Prompt - Give the number of lines that contain the string "this", and nothing else.

▬▬▬▬▬▬▬▬▬▬

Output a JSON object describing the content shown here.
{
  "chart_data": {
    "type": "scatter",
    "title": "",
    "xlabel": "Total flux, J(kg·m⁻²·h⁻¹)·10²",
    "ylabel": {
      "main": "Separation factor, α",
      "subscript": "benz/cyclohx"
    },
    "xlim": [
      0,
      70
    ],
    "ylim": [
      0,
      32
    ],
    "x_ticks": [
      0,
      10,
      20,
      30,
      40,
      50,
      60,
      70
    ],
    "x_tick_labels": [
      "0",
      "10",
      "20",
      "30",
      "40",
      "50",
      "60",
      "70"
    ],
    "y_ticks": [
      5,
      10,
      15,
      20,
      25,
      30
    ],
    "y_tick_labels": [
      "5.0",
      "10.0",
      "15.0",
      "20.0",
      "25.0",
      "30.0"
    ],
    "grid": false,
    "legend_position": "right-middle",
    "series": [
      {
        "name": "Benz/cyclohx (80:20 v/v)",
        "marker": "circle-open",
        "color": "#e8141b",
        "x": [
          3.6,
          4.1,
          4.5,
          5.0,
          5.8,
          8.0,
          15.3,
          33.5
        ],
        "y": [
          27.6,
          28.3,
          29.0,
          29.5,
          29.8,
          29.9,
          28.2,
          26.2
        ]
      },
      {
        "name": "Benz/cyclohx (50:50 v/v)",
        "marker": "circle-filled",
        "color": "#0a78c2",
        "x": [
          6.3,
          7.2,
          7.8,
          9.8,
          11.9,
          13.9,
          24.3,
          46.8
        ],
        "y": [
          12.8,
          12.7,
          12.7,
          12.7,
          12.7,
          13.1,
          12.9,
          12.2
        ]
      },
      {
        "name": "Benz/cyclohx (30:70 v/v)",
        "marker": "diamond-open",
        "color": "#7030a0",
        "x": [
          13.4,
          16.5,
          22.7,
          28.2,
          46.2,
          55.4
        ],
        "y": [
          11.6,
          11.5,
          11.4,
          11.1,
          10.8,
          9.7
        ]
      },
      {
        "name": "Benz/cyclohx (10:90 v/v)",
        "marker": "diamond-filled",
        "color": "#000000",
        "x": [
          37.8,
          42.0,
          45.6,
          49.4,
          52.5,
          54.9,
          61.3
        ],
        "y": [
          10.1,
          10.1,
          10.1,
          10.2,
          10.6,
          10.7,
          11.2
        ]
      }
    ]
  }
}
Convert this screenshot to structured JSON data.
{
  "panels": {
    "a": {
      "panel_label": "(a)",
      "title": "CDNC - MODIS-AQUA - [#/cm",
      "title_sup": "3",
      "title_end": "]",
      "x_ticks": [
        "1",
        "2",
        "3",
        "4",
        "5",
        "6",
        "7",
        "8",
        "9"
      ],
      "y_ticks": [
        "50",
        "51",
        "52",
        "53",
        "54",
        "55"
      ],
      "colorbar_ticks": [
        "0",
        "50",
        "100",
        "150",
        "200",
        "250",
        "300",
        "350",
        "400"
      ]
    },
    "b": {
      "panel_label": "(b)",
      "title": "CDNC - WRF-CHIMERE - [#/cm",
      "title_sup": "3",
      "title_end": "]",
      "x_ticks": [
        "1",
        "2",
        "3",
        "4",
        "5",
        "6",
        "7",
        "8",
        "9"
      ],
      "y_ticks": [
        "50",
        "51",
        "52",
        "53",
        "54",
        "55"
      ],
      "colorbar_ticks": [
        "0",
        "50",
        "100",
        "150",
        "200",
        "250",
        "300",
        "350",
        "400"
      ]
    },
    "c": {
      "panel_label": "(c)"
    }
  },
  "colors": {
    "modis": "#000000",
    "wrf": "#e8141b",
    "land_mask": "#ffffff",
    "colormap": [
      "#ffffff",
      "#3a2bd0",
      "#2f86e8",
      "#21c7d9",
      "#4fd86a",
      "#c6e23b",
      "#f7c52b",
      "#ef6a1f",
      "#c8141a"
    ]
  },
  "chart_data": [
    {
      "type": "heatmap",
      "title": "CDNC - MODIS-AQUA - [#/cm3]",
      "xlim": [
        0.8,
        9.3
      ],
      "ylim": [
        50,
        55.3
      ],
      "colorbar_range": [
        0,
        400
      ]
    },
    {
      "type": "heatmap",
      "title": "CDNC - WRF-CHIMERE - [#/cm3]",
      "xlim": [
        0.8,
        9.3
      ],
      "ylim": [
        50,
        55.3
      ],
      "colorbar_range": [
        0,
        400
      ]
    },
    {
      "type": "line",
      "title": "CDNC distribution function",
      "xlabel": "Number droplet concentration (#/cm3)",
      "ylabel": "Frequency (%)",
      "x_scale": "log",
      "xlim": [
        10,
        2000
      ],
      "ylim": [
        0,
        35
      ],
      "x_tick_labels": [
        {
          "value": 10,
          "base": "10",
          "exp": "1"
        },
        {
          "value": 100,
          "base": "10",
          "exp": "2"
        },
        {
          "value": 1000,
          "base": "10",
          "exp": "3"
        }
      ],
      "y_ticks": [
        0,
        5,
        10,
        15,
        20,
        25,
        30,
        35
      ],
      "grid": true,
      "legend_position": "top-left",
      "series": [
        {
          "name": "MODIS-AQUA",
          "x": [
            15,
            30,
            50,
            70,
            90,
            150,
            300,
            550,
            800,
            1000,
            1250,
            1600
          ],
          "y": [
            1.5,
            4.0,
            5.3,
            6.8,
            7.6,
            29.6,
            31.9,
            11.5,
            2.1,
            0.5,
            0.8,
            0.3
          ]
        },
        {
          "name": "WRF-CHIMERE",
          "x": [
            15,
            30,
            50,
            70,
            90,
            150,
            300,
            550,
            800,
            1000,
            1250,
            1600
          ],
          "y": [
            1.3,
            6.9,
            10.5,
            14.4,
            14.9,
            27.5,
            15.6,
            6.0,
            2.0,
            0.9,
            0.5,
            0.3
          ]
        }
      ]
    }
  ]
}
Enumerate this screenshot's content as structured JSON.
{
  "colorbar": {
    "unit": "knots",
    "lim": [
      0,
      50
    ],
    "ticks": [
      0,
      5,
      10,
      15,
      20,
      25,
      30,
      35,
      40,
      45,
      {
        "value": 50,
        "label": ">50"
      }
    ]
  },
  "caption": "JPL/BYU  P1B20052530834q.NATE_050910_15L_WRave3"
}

▬▬▬▬▬▬▬▬▬▬

The result - 2